INPUT FOR THIS TASK:

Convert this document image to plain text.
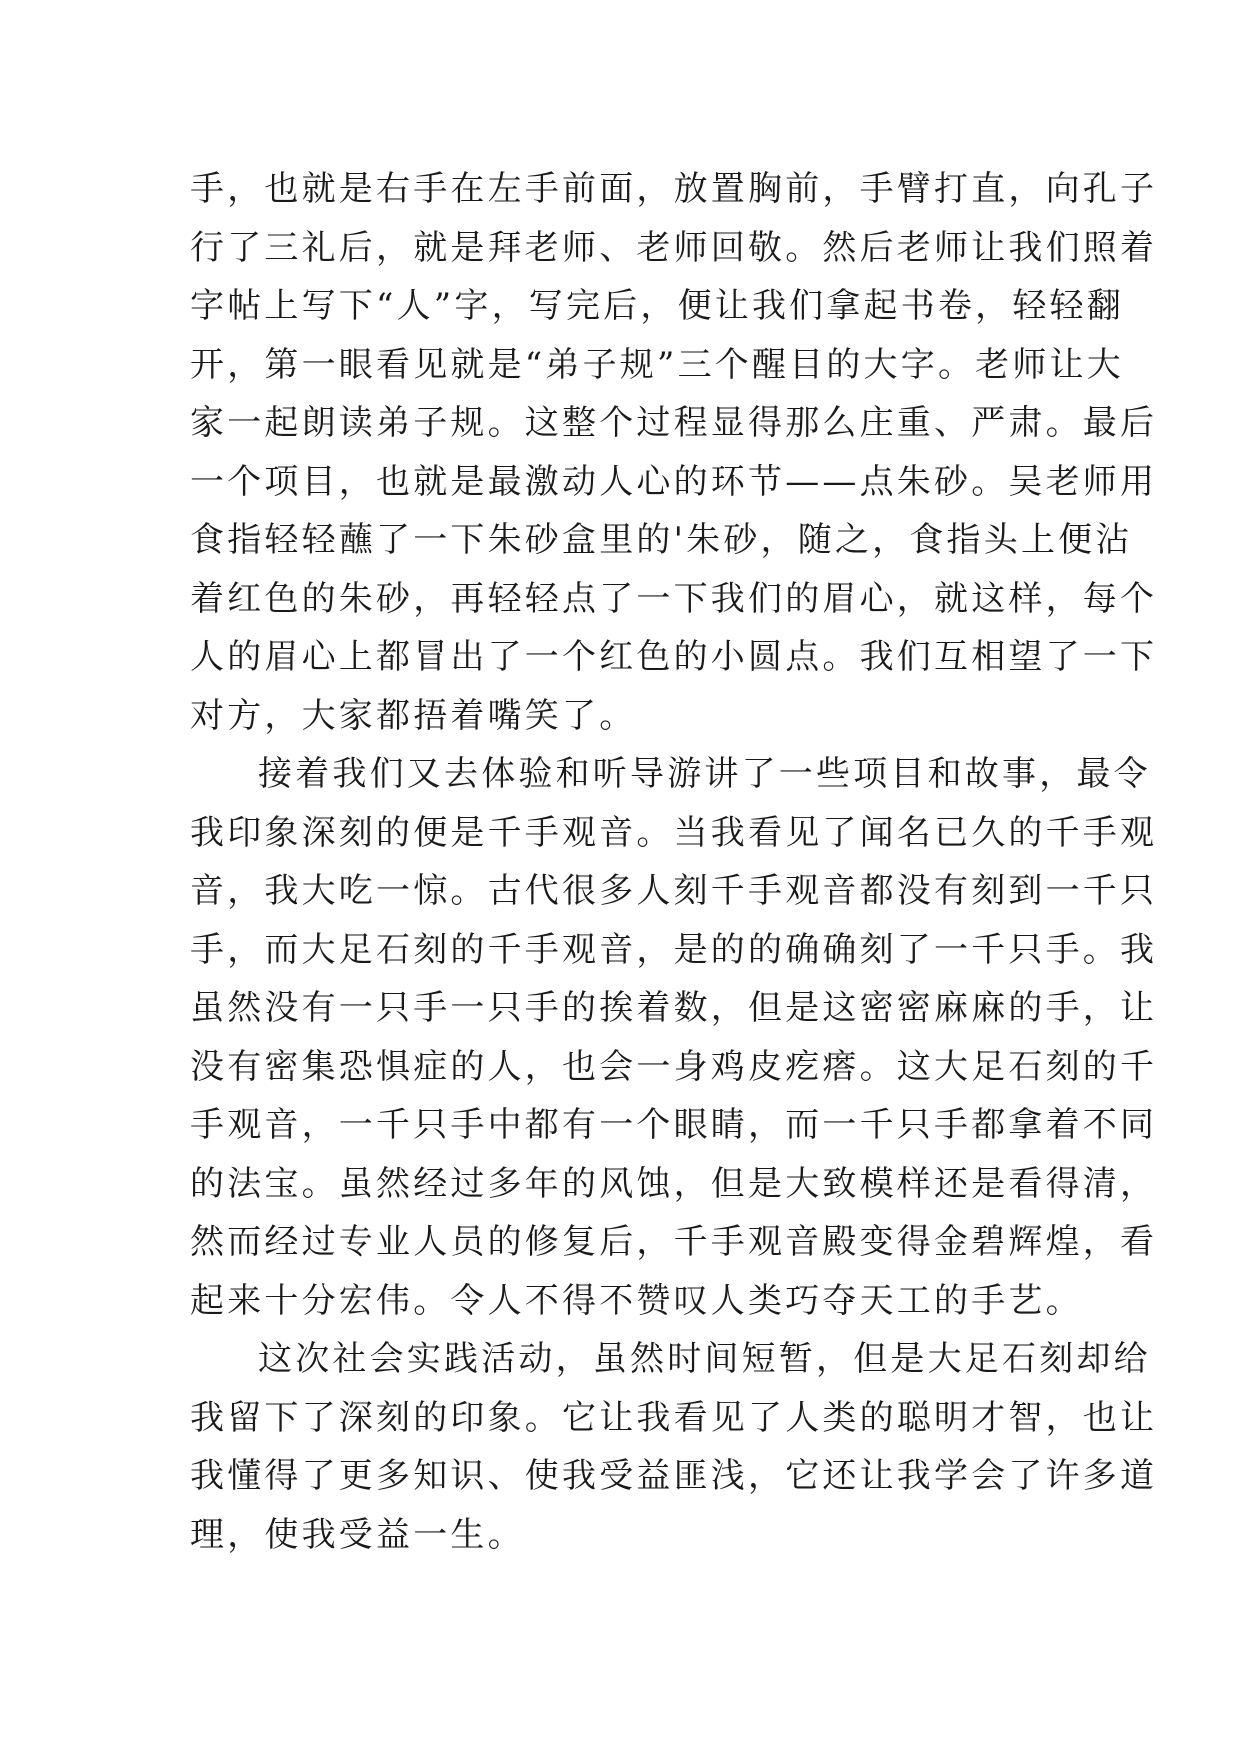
手，也就是右手在左手前面，放置胸前，手臂打直，向孔子
行了三礼后，就是拜老师、老师回敬。然后老师让我们照着
字帖上写下“人”字，写完后，便让我们拿起书卷，轻轻翻
开，第一眼看见就是“弟子规”三个醒目的大字。老师让大
家一起朗读弟子规。这整个过程显得那么庄重、严肃。最后
一个项目，也就是最激动人心的环节——点朱砂。吴老师用
食指轻轻蘸了一下朱砂盒里的'朱砂，随之，食指头上便沾
着红色的朱砂，再轻轻点了一下我们的眉心，就这样，每个
人的眉心上都冒出了一个红色的小圆点。我们互相望了一下
对方，大家都捂着嘴笑了。

接着我们又去体验和听导游讲了一些项目和故事，最令
我印象深刻的便是千手观音。当我看见了闻名已久的千手观
音，我大吃一惊。古代很多人刻千手观音都没有刻到一千只
手，而大足石刻的千手观音，是的的确确刻了一千只手。我
虽然没有一只手一只手的挨着数，但是这密密麻麻的手，让
没有密集恐惧症的人，也会一身鸡皮疙瘩。这大足石刻的千
手观音，一千只手中都有一个眼睛，而一千只手都拿着不同
的法宝。虽然经过多年的风蚀，但是大致模样还是看得清，
然而经过专业人员的修复后，千手观音殿变得金碧辉煌，看
起来十分宏伟。令人不得不赞叹人类巧夺天工的手艺。

这次社会实践活动，虽然时间短暂，但是大足石刻却给
我留下了深刻的印象。它让我看见了人类的聪明才智，也让
我懂得了更多知识、使我受益匪浅，它还让我学会了许多道
理，使我受益一生。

SHORT EXERCISE: Leave out the pictures and output every record above precisely as given.

WRITTEN SOLUTION:
Convert this document image to plain text.
手，也就是右手在左手前面，放置胸前，手臂打直，向孔子
行了三礼后，就是拜老师、老师回敬。然后老师让我们照着
字帖上写下“人”字，写完后，便让我们拿起书卷，轻轻翻
开，第一眼看见就是“弟子规”三个醒目的大字。老师让大
家一起朗读弟子规。这整个过程显得那么庄重、严肃。最后
一个项目，也就是最激动人心的环节——点朱砂。吴老师用
食指轻轻蘸了一下朱砂盒里的'朱砂，随之，食指头上便沾
着红色的朱砂，再轻轻点了一下我们的眉心，就这样，每个
人的眉心上都冒出了一个红色的小圆点。我们互相望了一下
对方，大家都捂着嘴笑了。

接着我们又去体验和听导游讲了一些项目和故事，最令
我印象深刻的便是千手观音。当我看见了闻名已久的千手观
音，我大吃一惊。古代很多人刻千手观音都没有刻到一千只
手，而大足石刻的千手观音，是的的确确刻了一千只手。我
虽然没有一只手一只手的挨着数，但是这密密麻麻的手，让
没有密集恐惧症的人，也会一身鸡皮疙瘩。这大足石刻的千
手观音，一千只手中都有一个眼睛，而一千只手都拿着不同
的法宝。虽然经过多年的风蚀，但是大致模样还是看得清，
然而经过专业人员的修复后，千手观音殿变得金碧辉煌，看
起来十分宏伟。令人不得不赞叹人类巧夺天工的手艺。

这次社会实践活动，虽然时间短暂，但是大足石刻却给
我留下了深刻的印象。它让我看见了人类的聪明才智，也让
我懂得了更多知识、使我受益匪浅，它还让我学会了许多道
理，使我受益一生。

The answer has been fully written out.